— START SUPPLIED INFORMATION —

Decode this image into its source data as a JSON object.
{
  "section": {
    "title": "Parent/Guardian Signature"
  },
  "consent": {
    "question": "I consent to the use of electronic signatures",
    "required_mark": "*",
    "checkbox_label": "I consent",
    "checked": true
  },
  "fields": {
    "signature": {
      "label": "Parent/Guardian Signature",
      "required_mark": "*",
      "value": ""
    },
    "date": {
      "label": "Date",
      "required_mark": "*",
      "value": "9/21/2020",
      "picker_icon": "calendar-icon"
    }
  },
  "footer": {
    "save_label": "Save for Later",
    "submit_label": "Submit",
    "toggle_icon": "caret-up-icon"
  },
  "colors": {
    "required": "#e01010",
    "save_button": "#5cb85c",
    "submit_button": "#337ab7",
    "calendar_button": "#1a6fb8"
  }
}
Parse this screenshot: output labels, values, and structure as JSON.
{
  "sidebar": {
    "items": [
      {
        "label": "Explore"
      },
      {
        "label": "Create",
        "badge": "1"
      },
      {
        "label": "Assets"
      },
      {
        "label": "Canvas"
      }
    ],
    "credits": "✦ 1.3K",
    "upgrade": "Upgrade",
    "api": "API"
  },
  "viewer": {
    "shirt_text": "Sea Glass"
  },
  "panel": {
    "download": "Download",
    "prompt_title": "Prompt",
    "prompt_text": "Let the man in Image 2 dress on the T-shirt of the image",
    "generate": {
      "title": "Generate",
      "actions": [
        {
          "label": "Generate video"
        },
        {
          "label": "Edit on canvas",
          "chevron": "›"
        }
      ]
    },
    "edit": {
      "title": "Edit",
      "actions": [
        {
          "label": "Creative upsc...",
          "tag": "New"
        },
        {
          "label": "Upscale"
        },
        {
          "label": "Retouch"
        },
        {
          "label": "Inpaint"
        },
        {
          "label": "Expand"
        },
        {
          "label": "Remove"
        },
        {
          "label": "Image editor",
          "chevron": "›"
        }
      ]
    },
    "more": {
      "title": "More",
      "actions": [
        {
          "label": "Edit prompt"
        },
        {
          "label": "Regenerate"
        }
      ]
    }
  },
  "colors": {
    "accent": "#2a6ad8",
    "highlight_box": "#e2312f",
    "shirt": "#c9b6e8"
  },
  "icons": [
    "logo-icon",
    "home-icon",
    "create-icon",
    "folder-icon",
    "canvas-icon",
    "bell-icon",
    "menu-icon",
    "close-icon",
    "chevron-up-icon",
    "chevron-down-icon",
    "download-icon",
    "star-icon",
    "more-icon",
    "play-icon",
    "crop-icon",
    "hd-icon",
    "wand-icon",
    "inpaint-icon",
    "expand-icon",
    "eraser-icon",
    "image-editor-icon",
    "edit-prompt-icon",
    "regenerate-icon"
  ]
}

— END SUPPLIED INFORMATION —

- _YOUR TASK_
Give back the whole listing exactly as it reads.

- _SOLUTION FOR THIS PROBLEM_
Decode this image into its source data as a JSON object.
{
  "section": {
    "title": "Parent/Guardian Signature"
  },
  "consent": {
    "question": "I consent to the use of electronic signatures",
    "required_mark": "*",
    "checkbox_label": "I consent",
    "checked": true
  },
  "fields": {
    "signature": {
      "label": "Parent/Guardian Signature",
      "required_mark": "*",
      "value": ""
    },
    "date": {
      "label": "Date",
      "required_mark": "*",
      "value": "9/21/2020",
      "picker_icon": "calendar-icon"
    }
  },
  "footer": {
    "save_label": "Save for Later",
    "submit_label": "Submit",
    "toggle_icon": "caret-up-icon"
  },
  "colors": {
    "required": "#e01010",
    "save_button": "#5cb85c",
    "submit_button": "#337ab7",
    "calendar_button": "#1a6fb8"
  }
}
Parse this screenshot: output labels, values, and structure as JSON.
{
  "sidebar": {
    "items": [
      {
        "label": "Explore"
      },
      {
        "label": "Create",
        "badge": "1"
      },
      {
        "label": "Assets"
      },
      {
        "label": "Canvas"
      }
    ],
    "credits": "✦ 1.3K",
    "upgrade": "Upgrade",
    "api": "API"
  },
  "viewer": {
    "shirt_text": "Sea Glass"
  },
  "panel": {
    "download": "Download",
    "prompt_title": "Prompt",
    "prompt_text": "Let the man in Image 2 dress on the T-shirt of the image",
    "generate": {
      "title": "Generate",
      "actions": [
        {
          "label": "Generate video"
        },
        {
          "label": "Edit on canvas",
          "chevron": "›"
        }
      ]
    },
    "edit": {
      "title": "Edit",
      "actions": [
        {
          "label": "Creative upsc...",
          "tag": "New"
        },
        {
          "label": "Upscale"
        },
        {
          "label": "Retouch"
        },
        {
          "label": "Inpaint"
        },
        {
          "label": "Expand"
        },
        {
          "label": "Remove"
        },
        {
          "label": "Image editor",
          "chevron": "›"
        }
      ]
    },
    "more": {
      "title": "More",
      "actions": [
        {
          "label": "Edit prompt"
        },
        {
          "label": "Regenerate"
        }
      ]
    }
  },
  "colors": {
    "accent": "#2a6ad8",
    "highlight_box": "#e2312f",
    "shirt": "#c9b6e8"
  },
  "icons": [
    "logo-icon",
    "home-icon",
    "create-icon",
    "folder-icon",
    "canvas-icon",
    "bell-icon",
    "menu-icon",
    "close-icon",
    "chevron-up-icon",
    "chevron-down-icon",
    "download-icon",
    "star-icon",
    "more-icon",
    "play-icon",
    "crop-icon",
    "hd-icon",
    "wand-icon",
    "inpaint-icon",
    "expand-icon",
    "eraser-icon",
    "image-editor-icon",
    "edit-prompt-icon",
    "regenerate-icon"
  ]
}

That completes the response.